▸ WHAT YOU SHOULD DO
Will you write out the data exactly, excluding every picture?

___ DATA LISTING

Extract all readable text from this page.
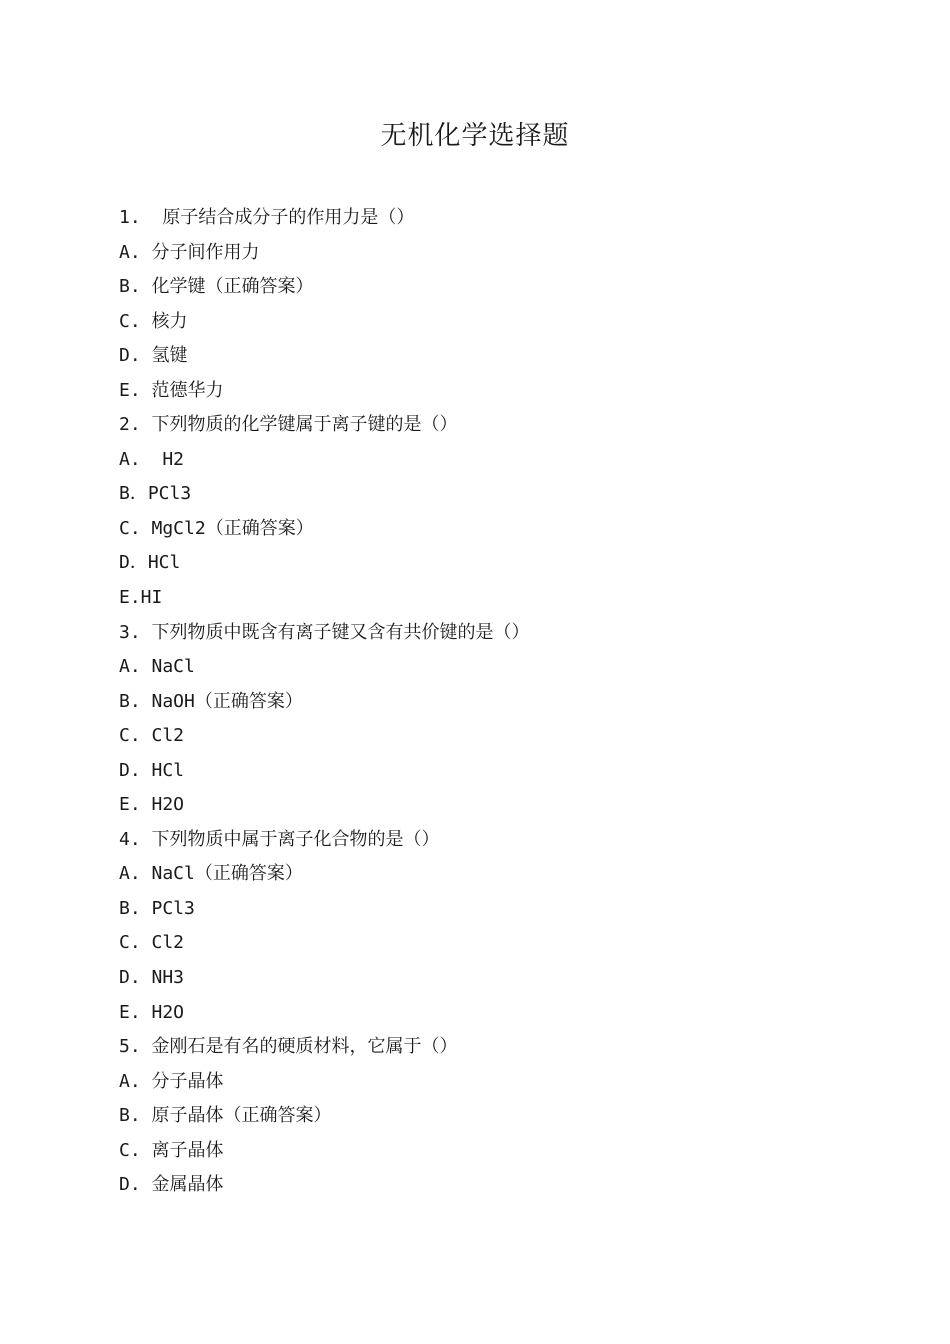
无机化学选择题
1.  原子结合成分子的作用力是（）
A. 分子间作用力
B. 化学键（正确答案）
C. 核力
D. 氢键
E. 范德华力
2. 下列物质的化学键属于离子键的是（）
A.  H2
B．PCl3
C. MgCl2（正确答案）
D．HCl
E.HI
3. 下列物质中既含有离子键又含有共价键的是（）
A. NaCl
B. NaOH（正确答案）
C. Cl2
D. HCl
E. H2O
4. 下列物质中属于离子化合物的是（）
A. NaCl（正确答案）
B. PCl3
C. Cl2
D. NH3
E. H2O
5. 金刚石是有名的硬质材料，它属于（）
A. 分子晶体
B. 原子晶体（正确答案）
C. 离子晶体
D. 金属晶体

______

▸ RESPONSE FOR THIS EXERCISE
Extract all readable text from this page.
无机化学选择题
1.  原子结合成分子的作用力是（）
A. 分子间作用力
B. 化学键（正确答案）
C. 核力
D. 氢键
E. 范德华力
2. 下列物质的化学键属于离子键的是（）
A.  H2
B．PCl3
C. MgCl2（正确答案）
D．HCl
E.HI
3. 下列物质中既含有离子键又含有共价键的是（）
A. NaCl
B. NaOH（正确答案）
C. Cl2
D. HCl
E. H2O
4. 下列物质中属于离子化合物的是（）
A. NaCl（正确答案）
B. PCl3
C. Cl2
D. NH3
E. H2O
5. 金刚石是有名的硬质材料，它属于（）
A. 分子晶体
B. 原子晶体（正确答案）
C. 离子晶体
D. 金属晶体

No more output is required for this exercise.